- [Short exercise]:
What lines of the data hold the string "this"? Pull each one out.

[Begin Record list]

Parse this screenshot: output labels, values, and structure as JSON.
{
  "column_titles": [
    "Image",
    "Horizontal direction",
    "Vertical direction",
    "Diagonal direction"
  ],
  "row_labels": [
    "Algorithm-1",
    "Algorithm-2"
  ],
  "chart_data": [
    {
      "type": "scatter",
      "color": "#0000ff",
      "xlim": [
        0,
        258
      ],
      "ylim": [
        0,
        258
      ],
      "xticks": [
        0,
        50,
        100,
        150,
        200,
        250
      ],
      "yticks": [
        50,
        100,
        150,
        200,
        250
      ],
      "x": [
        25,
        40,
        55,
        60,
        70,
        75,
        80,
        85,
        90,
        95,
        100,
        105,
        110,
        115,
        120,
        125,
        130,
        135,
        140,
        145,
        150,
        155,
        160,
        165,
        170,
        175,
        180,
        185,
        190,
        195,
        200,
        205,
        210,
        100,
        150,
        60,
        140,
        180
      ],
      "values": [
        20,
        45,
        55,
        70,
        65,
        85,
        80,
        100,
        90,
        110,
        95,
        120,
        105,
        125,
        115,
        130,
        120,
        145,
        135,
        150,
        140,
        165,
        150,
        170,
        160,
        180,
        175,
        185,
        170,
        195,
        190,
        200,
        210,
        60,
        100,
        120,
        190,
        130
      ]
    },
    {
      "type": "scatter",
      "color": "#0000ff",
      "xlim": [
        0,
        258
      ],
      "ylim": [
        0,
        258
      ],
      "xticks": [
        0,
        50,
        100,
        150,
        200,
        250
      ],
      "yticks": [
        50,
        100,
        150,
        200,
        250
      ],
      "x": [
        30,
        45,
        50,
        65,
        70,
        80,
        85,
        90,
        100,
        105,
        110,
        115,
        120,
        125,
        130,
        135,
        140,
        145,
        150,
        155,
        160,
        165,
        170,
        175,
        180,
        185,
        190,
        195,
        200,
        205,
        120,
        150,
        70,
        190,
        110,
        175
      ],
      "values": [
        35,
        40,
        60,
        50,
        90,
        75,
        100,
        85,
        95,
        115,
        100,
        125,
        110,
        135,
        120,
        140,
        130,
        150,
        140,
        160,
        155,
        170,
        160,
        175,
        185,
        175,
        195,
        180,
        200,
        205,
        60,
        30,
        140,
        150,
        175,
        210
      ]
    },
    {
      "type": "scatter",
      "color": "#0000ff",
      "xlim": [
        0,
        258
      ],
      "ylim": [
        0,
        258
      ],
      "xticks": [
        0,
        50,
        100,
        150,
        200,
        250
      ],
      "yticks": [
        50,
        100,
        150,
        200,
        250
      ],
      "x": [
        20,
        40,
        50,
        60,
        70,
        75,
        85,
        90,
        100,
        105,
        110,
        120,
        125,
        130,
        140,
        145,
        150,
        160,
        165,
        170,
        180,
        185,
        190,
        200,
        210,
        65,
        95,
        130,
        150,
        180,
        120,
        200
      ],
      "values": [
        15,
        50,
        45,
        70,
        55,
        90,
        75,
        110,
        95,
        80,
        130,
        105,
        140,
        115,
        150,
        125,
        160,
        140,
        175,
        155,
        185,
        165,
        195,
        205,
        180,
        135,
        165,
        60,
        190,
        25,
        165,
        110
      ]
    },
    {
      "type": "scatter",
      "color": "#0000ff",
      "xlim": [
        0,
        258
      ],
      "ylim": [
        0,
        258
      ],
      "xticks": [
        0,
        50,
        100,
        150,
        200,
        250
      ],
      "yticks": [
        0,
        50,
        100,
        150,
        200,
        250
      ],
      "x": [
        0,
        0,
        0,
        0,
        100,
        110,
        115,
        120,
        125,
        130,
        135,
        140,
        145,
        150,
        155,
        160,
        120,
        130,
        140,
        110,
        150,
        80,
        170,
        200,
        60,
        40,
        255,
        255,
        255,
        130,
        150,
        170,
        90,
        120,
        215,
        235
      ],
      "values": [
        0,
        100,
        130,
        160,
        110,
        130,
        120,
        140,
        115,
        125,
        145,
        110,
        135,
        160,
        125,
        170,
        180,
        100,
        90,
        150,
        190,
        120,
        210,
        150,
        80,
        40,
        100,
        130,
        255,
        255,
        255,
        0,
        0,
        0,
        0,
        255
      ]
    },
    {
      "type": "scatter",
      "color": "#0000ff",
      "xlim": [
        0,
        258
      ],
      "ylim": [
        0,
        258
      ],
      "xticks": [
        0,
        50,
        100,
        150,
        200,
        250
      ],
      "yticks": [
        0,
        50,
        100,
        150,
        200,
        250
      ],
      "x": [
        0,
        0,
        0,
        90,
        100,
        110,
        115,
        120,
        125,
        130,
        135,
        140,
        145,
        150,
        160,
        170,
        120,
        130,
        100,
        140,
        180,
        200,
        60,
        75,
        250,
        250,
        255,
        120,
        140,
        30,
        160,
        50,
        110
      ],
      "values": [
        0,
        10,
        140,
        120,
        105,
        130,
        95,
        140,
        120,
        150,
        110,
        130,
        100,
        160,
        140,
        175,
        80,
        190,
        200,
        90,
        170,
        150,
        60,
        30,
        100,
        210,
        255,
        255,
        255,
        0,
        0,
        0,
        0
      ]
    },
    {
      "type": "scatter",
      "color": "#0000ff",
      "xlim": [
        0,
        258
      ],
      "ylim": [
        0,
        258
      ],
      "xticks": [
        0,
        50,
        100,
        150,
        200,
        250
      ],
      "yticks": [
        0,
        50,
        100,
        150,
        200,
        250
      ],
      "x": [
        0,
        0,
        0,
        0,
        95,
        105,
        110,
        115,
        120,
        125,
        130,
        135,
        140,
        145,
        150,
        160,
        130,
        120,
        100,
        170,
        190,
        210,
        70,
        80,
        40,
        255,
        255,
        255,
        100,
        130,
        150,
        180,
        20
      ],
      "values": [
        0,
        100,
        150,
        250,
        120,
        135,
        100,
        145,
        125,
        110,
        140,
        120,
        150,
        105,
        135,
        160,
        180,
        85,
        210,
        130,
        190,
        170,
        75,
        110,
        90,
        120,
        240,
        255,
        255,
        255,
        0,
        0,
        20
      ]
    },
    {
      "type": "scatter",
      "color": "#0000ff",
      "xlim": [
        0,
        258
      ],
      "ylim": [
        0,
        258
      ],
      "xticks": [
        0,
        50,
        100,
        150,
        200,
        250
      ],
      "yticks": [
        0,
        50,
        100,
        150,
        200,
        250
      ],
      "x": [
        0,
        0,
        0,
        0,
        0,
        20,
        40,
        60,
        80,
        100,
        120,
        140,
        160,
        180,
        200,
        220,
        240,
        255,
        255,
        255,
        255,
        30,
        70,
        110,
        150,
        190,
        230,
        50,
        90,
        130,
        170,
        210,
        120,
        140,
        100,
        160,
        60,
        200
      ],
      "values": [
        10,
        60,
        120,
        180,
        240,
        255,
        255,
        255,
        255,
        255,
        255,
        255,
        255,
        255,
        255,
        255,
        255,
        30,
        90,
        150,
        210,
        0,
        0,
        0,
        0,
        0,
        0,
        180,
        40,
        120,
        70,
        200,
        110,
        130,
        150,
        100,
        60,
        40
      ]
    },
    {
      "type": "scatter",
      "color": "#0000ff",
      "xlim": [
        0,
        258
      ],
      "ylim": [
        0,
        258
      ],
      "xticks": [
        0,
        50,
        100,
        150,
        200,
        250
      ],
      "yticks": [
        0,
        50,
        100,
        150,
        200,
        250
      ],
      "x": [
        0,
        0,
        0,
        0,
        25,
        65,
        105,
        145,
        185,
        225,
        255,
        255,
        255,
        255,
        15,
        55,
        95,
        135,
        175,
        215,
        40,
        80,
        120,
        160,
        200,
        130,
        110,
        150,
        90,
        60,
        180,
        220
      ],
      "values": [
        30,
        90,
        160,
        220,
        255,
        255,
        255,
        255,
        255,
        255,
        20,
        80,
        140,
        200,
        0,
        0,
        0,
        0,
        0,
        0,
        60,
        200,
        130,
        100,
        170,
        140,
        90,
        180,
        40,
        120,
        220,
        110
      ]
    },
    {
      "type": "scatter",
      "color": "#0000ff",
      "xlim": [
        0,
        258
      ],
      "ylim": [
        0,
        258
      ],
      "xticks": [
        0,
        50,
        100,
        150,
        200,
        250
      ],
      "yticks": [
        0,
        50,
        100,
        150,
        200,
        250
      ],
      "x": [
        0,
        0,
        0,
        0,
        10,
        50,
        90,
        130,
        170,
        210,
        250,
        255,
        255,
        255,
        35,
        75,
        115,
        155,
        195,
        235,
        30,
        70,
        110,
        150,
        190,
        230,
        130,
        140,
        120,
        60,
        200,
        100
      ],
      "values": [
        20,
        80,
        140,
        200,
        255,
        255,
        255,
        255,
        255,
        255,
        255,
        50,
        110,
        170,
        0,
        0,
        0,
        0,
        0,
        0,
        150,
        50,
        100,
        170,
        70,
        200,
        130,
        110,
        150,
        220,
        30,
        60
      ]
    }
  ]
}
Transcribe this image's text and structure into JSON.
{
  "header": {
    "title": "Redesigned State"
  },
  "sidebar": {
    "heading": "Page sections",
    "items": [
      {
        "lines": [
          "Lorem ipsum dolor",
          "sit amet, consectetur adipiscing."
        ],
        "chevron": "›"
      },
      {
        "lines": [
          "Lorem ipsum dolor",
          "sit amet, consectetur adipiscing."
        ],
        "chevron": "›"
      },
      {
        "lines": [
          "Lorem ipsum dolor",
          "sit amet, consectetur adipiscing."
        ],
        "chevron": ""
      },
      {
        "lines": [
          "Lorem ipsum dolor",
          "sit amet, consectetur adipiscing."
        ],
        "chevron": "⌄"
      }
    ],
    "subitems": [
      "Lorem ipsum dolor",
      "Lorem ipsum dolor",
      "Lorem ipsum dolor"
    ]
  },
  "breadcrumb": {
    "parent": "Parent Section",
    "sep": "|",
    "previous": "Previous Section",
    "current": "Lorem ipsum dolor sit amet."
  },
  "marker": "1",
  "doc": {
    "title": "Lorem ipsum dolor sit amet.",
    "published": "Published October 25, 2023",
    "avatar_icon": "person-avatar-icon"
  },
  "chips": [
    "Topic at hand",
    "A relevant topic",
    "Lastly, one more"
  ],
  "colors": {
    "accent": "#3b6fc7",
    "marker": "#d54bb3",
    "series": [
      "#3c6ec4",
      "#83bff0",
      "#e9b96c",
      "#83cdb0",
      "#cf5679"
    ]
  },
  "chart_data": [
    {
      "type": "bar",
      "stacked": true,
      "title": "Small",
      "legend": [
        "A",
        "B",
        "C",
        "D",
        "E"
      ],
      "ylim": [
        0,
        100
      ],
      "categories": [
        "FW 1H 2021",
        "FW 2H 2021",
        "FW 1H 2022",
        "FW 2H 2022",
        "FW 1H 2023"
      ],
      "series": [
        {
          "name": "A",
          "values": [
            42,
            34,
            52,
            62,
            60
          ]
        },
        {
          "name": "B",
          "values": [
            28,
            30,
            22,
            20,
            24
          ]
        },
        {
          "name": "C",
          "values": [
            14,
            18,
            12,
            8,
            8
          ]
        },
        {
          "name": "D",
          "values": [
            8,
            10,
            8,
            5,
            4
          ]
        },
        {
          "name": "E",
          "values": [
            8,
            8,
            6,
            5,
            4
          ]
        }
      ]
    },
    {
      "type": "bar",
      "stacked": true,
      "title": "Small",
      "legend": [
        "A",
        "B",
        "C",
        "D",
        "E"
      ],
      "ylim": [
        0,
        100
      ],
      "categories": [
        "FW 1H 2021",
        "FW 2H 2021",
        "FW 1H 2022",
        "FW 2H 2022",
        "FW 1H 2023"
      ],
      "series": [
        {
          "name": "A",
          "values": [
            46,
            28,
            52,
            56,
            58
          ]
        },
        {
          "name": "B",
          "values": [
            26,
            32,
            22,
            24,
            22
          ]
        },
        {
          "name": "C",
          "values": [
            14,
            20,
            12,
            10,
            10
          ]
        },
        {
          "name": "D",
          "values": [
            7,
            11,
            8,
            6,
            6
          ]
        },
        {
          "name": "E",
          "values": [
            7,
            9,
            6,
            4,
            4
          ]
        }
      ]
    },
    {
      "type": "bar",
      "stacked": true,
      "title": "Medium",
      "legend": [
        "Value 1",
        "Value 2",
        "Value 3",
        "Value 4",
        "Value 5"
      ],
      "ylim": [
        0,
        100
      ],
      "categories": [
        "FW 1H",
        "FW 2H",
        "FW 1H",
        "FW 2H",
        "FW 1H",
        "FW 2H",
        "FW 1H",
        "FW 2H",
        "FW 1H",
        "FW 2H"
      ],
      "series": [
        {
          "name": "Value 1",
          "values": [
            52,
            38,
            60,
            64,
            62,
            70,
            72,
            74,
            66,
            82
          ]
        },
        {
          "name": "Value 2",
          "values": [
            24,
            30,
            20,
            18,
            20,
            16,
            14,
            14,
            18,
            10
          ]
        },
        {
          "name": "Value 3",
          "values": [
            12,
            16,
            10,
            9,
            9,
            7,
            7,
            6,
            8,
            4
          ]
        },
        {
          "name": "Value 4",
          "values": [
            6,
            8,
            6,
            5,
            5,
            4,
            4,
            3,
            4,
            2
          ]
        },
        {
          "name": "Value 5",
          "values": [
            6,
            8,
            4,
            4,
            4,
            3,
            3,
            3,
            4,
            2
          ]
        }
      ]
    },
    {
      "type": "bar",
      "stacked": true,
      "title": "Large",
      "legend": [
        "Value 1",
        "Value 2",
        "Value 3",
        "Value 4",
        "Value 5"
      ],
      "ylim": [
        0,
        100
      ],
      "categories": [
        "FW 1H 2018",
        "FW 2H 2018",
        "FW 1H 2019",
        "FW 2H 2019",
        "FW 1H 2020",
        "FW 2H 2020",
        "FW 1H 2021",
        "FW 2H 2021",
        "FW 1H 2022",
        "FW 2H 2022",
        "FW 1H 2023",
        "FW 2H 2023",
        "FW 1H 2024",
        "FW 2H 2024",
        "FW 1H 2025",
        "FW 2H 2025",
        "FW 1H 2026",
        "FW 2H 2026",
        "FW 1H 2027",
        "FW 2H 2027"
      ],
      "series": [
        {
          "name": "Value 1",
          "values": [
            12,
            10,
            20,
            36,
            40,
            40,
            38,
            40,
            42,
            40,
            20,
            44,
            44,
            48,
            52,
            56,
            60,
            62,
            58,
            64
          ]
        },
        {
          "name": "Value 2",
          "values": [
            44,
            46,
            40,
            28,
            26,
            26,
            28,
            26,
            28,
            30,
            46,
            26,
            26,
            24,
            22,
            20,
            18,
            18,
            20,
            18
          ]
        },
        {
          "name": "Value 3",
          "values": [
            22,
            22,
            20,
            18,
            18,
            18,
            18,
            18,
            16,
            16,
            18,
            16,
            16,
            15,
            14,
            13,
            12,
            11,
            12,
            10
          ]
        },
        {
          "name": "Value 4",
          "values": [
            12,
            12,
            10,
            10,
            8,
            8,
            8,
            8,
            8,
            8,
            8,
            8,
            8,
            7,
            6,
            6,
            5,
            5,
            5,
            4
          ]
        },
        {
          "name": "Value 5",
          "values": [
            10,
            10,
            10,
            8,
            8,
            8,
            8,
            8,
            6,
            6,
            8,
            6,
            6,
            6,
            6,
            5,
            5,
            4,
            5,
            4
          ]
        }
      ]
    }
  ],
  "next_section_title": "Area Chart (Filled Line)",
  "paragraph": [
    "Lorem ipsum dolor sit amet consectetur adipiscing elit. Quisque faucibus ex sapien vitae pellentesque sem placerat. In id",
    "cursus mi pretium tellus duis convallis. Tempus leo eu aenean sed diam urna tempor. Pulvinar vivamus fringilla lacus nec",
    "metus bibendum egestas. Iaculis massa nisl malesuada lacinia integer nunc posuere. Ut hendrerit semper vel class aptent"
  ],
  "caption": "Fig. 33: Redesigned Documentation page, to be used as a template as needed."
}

[End Record list]

- [Response below]:
Parse this screenshot: output labels, values, and structure as JSON.
Transcribe this image's text and structure into JSON.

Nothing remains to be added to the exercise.